**本文の抜粋:**
----------

えこひいき日記

2007年4月11日のえこひいき日記

2007.04.11

実家の犬が逝った。13年間家族でいてくれた犬だった。

「リュウの具合が良くないのよ。もう一週間くらいろくに食べてくれない」と母が電話口で言ったのが数日前、祖父の13回忌法要当日の朝だった。リュウちゃんは柴犬で、祖父の死後すぐに家族に加わった犬である。本名(?)は「リュウ」なのだが、私は家にやってきたときの「動くぬいぐるみ」のような印象が強くて、勝手に「ぐるみちゃん」と呼び続けていた。気難しいところがある犬で、大人になってからは家族も手を焼くところがあったが、私は彼に恩を売ってある(先天性の股関節亜脱臼を治した?ことがあったので)あんまり怖い目にはあっていなかったが、それは別々に住んでいてたまにしか会わなかったからかもしれない。でもたまに会っても、私のことは忘れずにいてくれていて、基本的に機嫌よく顔を合わせていた。

----------

**行の一覧:**
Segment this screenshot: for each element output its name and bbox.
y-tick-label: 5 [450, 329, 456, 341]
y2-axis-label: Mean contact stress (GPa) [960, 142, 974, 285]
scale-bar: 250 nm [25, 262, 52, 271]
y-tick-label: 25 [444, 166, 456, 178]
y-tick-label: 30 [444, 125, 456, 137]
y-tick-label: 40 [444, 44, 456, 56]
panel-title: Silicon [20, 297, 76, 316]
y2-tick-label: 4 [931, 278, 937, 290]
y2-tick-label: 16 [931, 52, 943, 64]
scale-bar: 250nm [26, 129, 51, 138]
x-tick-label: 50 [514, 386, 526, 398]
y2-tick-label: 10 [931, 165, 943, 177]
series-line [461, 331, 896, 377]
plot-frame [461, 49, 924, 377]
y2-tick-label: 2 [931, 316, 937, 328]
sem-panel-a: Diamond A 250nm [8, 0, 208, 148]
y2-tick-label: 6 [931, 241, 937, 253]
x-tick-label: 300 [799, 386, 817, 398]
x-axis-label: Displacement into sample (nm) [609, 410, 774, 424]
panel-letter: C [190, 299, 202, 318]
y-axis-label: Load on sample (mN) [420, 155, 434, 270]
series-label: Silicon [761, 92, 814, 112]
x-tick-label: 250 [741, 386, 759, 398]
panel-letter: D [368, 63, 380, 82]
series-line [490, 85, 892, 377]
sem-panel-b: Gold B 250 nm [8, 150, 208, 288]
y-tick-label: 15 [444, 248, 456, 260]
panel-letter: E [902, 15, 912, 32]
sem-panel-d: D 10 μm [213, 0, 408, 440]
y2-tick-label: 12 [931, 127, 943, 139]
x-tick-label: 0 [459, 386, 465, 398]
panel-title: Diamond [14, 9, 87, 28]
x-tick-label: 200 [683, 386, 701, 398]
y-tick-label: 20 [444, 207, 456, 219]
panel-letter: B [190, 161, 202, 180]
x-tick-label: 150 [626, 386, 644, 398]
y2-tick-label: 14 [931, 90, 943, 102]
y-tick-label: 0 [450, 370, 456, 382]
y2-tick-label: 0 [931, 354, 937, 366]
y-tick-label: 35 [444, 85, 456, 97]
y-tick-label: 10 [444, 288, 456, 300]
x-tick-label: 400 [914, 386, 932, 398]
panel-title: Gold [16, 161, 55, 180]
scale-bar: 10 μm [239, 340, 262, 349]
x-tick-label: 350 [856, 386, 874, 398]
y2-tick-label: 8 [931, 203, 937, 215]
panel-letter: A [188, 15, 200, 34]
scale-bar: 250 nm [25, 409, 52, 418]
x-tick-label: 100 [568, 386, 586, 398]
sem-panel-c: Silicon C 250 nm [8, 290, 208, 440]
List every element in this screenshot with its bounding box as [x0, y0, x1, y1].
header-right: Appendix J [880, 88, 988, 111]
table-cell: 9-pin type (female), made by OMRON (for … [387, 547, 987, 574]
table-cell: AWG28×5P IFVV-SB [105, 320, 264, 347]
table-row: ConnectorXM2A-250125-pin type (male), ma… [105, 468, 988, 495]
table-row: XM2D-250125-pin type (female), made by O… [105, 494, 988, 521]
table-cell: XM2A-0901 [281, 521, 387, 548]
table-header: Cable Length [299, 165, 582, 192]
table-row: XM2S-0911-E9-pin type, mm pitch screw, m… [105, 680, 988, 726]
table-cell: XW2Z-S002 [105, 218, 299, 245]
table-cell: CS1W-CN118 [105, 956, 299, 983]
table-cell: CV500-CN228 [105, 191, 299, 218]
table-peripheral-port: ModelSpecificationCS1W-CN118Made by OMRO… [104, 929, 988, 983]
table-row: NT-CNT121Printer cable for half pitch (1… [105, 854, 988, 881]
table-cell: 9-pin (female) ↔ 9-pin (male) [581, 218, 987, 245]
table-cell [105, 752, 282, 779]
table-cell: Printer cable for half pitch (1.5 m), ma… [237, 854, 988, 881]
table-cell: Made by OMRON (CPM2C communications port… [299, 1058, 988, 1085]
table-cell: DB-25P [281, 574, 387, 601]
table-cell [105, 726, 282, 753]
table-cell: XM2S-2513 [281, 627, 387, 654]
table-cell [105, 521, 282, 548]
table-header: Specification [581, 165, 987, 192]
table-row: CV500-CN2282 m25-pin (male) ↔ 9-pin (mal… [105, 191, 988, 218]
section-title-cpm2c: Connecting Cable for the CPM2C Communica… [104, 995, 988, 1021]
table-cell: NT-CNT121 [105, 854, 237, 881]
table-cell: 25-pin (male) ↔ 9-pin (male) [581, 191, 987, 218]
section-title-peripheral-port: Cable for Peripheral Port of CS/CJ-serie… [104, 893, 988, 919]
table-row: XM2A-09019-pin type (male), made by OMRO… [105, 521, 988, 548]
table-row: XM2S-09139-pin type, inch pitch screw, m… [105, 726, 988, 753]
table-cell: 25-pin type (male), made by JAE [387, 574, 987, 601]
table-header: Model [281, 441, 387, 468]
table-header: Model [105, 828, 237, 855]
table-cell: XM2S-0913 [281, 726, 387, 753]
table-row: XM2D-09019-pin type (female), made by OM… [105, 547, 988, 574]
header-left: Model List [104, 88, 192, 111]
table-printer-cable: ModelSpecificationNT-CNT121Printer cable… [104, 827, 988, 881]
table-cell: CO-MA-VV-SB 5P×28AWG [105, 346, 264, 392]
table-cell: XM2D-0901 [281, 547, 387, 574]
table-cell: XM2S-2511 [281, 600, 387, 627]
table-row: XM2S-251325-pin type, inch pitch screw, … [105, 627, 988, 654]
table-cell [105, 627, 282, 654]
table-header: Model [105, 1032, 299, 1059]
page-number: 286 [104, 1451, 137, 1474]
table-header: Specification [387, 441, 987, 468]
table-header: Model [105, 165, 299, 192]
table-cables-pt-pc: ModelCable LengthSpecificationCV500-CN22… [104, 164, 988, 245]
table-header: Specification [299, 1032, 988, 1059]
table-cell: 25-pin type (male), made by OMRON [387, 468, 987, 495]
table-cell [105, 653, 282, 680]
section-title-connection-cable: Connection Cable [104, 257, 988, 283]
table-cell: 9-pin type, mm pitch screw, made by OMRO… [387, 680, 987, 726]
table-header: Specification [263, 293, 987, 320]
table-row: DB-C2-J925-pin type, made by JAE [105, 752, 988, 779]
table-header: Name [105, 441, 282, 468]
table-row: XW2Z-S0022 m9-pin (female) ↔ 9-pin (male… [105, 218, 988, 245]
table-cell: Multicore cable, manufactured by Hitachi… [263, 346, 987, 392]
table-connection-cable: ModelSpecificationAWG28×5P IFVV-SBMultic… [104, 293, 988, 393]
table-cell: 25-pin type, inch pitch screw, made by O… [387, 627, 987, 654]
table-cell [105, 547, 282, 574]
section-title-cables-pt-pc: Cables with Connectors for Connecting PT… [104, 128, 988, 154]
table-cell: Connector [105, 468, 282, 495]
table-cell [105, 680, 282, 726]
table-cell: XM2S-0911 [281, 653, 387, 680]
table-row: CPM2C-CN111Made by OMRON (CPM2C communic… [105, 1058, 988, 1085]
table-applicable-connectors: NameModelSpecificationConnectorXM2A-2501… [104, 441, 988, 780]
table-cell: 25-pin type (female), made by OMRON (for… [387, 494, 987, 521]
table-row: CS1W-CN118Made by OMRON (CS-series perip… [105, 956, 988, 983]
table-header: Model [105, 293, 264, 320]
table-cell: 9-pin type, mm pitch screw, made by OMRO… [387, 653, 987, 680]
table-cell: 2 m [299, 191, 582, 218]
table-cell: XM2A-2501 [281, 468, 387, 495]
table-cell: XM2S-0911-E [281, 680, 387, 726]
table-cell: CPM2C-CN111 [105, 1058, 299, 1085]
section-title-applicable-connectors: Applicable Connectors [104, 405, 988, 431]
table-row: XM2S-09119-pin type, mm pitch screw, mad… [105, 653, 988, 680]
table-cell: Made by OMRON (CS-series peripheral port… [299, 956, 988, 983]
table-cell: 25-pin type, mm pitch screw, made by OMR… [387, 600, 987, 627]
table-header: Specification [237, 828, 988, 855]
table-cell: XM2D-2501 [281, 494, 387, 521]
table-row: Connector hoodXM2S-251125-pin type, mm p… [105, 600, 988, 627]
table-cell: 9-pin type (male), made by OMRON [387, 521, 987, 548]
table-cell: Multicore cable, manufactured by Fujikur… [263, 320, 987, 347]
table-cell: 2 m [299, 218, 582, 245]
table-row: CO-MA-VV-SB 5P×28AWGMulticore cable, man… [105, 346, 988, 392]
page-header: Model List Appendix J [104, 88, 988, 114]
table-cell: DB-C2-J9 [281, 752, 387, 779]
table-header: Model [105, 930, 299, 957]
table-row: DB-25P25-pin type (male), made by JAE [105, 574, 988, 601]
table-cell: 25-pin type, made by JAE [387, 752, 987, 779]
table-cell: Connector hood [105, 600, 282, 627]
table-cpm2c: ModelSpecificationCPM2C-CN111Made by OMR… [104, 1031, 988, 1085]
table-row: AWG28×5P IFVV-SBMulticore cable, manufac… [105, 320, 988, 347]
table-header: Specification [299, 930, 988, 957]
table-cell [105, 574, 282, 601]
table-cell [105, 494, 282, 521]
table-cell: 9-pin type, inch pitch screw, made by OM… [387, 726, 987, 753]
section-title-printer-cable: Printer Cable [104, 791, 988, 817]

----------

**作業の指示:**
A. この日記の「2007年4月11日のえこひいき日記」で始まり「に機嫌よく顔を合わせていた。」までの部分を、「柴犬」を「秋田犬」に入れ替えて書き直す。
B. この日記の書き手は、リュウを勝手に何と呼び続けていたか。
行は、この日記とは別の資料である。

**作業別の回答:**
A.
2007年4月11日のえこひいき日記

2007.04.11

実家の犬が逝った。13年間家族でいてくれた犬だった。

「リュウの具合が良くないのよ。もう一週間くらいろくに食べてくれない」と母が電話口で言ったのが数日前、祖父の13回忌法要当日の朝だった。リュウちゃんは秋田犬で、祖父の死後すぐに家族に加わった犬である。本名(?)は「リュウ」なのだが、私は家にやってきたときの「動くぬいぐるみ」のような印象が強くて、勝手に「ぐるみちゃん」と呼び続けていた。気難しいところがある犬で、大人になってからは家族も手を焼くところがあったが、私は彼に恩を売ってある(先天性の股関節亜脱臼を治した?ことがあったので)あんまり怖い目にはあっていなかったが、それは別々に住んでいてたまにしか会わなかったからかもしれない。でもたまに会っても、私のことは忘れずにいてくれていて、基本的に機嫌よく顔を合わせていた。

B. 「ぐるみちゃん」と呼び続けていた。